-- START MATERIAL SHOWN --
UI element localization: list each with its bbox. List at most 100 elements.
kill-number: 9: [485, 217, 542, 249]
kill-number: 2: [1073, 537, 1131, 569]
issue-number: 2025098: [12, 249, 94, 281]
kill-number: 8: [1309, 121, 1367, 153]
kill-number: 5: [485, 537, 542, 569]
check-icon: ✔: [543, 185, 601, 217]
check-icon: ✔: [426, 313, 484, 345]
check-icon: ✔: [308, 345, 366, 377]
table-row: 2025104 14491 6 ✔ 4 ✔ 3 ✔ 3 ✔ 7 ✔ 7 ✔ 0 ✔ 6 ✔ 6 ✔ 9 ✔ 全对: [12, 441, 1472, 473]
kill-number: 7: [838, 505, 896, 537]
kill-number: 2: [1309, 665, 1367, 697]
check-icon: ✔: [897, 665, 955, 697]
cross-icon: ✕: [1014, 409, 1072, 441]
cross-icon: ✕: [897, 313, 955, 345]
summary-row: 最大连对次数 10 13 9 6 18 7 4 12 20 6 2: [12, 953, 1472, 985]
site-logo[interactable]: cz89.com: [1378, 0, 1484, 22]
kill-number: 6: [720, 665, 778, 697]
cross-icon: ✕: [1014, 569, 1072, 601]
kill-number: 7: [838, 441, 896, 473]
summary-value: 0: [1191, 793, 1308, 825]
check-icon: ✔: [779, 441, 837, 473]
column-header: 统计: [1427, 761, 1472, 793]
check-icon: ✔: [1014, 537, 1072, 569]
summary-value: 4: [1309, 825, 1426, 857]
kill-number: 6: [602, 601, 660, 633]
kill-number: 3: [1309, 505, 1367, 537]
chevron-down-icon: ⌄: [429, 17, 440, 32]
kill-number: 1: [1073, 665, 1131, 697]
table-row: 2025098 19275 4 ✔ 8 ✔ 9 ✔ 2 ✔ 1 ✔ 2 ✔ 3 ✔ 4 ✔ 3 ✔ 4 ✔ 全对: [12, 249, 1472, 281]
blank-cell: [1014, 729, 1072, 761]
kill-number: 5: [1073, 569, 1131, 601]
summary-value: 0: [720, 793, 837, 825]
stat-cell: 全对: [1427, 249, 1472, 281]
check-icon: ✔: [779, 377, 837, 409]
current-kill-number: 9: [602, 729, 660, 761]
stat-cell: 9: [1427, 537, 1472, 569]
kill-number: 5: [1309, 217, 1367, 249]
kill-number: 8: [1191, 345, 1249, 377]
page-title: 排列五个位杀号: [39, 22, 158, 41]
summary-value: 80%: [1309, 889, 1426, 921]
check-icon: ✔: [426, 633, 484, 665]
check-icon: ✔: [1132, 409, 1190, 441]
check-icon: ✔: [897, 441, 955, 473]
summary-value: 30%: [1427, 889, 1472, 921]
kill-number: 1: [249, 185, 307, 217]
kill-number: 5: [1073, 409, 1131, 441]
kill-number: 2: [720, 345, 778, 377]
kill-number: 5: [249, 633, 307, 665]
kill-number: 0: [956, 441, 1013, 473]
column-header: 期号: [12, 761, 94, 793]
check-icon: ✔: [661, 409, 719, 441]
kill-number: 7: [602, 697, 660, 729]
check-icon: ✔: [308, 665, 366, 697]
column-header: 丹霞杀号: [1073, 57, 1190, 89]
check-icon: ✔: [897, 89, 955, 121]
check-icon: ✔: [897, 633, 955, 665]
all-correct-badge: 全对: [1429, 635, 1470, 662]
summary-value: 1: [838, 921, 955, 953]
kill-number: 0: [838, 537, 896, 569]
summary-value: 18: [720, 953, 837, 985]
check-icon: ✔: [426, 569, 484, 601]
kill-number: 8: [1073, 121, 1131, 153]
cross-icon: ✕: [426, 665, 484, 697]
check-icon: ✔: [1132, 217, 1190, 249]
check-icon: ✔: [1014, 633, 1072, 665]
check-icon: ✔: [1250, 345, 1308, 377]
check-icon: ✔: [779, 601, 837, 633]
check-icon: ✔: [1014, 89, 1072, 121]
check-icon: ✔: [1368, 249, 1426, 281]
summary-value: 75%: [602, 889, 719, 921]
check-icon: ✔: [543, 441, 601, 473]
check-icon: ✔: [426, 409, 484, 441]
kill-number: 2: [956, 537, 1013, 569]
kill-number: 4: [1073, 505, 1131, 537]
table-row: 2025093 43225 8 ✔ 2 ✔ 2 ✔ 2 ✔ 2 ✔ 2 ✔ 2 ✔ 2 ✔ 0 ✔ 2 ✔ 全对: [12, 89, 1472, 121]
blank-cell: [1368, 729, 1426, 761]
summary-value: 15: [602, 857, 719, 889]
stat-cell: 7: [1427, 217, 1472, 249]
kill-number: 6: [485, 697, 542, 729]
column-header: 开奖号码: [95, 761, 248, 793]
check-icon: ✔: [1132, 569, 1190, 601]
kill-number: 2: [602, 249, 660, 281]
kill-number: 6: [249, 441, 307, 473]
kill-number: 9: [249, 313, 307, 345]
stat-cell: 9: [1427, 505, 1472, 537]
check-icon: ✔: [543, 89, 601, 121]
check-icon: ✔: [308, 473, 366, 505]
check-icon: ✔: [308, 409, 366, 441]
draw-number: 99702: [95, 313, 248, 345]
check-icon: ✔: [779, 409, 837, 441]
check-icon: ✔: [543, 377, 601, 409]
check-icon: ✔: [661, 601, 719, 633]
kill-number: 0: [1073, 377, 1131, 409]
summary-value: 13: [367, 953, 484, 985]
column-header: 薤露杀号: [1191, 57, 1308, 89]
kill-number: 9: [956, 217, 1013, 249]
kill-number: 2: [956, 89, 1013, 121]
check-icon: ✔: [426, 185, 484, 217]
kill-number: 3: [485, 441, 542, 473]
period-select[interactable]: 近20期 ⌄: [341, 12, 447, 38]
-- END MATERIAL SHOWN --
WHAT TO DO ▸
Rewrite all of the data above with every occurrence of "check-icon" substituted by "tick-icon", leaving everything else unchanged.

RESPONSE BELOW ▸
UI element localization: list each with its bbox. List at most 100 elements.
kill-number: 9: [485, 217, 542, 249]
kill-number: 2: [1073, 537, 1131, 569]
issue-number: 2025098: [12, 249, 94, 281]
kill-number: 8: [1309, 121, 1367, 153]
kill-number: 5: [485, 537, 542, 569]
tick-icon: ✔: [543, 185, 601, 217]
tick-icon: ✔: [426, 313, 484, 345]
tick-icon: ✔: [308, 345, 366, 377]
table-row: 2025104 14491 6 ✔ 4 ✔ 3 ✔ 3 ✔ 7 ✔ 7 ✔ 0 ✔ 6 ✔ 6 ✔ 9 ✔ 全对: [12, 441, 1472, 473]
kill-number: 7: [838, 505, 896, 537]
kill-number: 2: [1309, 665, 1367, 697]
tick-icon: ✔: [897, 665, 955, 697]
cross-icon: ✕: [1014, 409, 1072, 441]
cross-icon: ✕: [897, 313, 955, 345]
summary-row: 最大连对次数 10 13 9 6 18 7 4 12 20 6 2: [12, 953, 1472, 985]
site-logo[interactable]: cz89.com: [1378, 0, 1484, 22]
kill-number: 6: [720, 665, 778, 697]
cross-icon: ✕: [1014, 569, 1072, 601]
kill-number: 7: [838, 441, 896, 473]
summary-value: 0: [1191, 793, 1308, 825]
tick-icon: ✔: [779, 441, 837, 473]
column-header: 统计: [1427, 761, 1472, 793]
tick-icon: ✔: [1014, 537, 1072, 569]
summary-value: 4: [1309, 825, 1426, 857]
kill-number: 6: [602, 601, 660, 633]
kill-number: 3: [1309, 505, 1367, 537]
chevron-down-icon: ⌄: [429, 17, 440, 32]
kill-number: 1: [1073, 665, 1131, 697]
table-row: 2025098 19275 4 ✔ 8 ✔ 9 ✔ 2 ✔ 1 ✔ 2 ✔ 3 ✔ 4 ✔ 3 ✔ 4 ✔ 全对: [12, 249, 1472, 281]
blank-cell: [1014, 729, 1072, 761]
kill-number: 5: [1073, 569, 1131, 601]
summary-value: 0: [720, 793, 837, 825]
stat-cell: 全对: [1427, 249, 1472, 281]
tick-icon: ✔: [779, 377, 837, 409]
current-kill-number: 9: [602, 729, 660, 761]
stat-cell: 9: [1427, 537, 1472, 569]
kill-number: 5: [1309, 217, 1367, 249]
kill-number: 8: [1191, 345, 1249, 377]
page-title: 排列五个位杀号: [39, 22, 158, 41]
summary-value: 80%: [1309, 889, 1426, 921]
tick-icon: ✔: [426, 633, 484, 665]
tick-icon: ✔: [1132, 409, 1190, 441]
tick-icon: ✔: [897, 441, 955, 473]
summary-value: 30%: [1427, 889, 1472, 921]
kill-number: 1: [249, 185, 307, 217]
kill-number: 5: [1073, 409, 1131, 441]
kill-number: 2: [720, 345, 778, 377]
kill-number: 5: [249, 633, 307, 665]
kill-number: 0: [956, 441, 1013, 473]
column-header: 期号: [12, 761, 94, 793]
tick-icon: ✔: [661, 409, 719, 441]
kill-number: 7: [602, 697, 660, 729]
tick-icon: ✔: [308, 665, 366, 697]
column-header: 丹霞杀号: [1073, 57, 1190, 89]
tick-icon: ✔: [897, 89, 955, 121]
tick-icon: ✔: [897, 633, 955, 665]
all-correct-badge: 全对: [1429, 635, 1470, 662]
summary-value: 1: [838, 921, 955, 953]
kill-number: 0: [838, 537, 896, 569]
summary-value: 18: [720, 953, 837, 985]
tick-icon: ✔: [426, 569, 484, 601]
kill-number: 8: [1073, 121, 1131, 153]
cross-icon: ✕: [426, 665, 484, 697]
tick-icon: ✔: [1132, 217, 1190, 249]
tick-icon: ✔: [1014, 633, 1072, 665]
tick-icon: ✔: [1250, 345, 1308, 377]
tick-icon: ✔: [779, 601, 837, 633]
tick-icon: ✔: [1014, 89, 1072, 121]
tick-icon: ✔: [1368, 249, 1426, 281]
summary-value: 75%: [602, 889, 719, 921]
tick-icon: ✔: [543, 441, 601, 473]
tick-icon: ✔: [426, 409, 484, 441]
kill-number: 2: [956, 537, 1013, 569]
kill-number: 4: [1073, 505, 1131, 537]
table-row: 2025093 43225 8 ✔ 2 ✔ 2 ✔ 2 ✔ 2 ✔ 2 ✔ 2 ✔ 2 ✔ 0 ✔ 2 ✔ 全对: [12, 89, 1472, 121]
blank-cell: [1368, 729, 1426, 761]
summary-value: 15: [602, 857, 719, 889]
stat-cell: 7: [1427, 217, 1472, 249]
kill-number: 6: [485, 697, 542, 729]
column-header: 开奖号码: [95, 761, 248, 793]
tick-icon: ✔: [1132, 569, 1190, 601]
kill-number: 2: [602, 249, 660, 281]
kill-number: 6: [249, 441, 307, 473]
kill-number: 9: [249, 313, 307, 345]
stat-cell: 9: [1427, 505, 1472, 537]
tick-icon: ✔: [543, 89, 601, 121]
tick-icon: ✔: [308, 473, 366, 505]
tick-icon: ✔: [308, 409, 366, 441]
draw-number: 99702: [95, 313, 248, 345]
tick-icon: ✔: [779, 409, 837, 441]
tick-icon: ✔: [543, 377, 601, 409]
tick-icon: ✔: [661, 601, 719, 633]
kill-number: 0: [1073, 377, 1131, 409]
summary-value: 13: [367, 953, 484, 985]
column-header: 薤露杀号: [1191, 57, 1308, 89]
kill-number: 9: [956, 217, 1013, 249]
kill-number: 2: [956, 89, 1013, 121]
tick-icon: ✔: [426, 185, 484, 217]
kill-number: 3: [485, 441, 542, 473]
period-select[interactable]: 近20期 ⌄: [341, 12, 447, 38]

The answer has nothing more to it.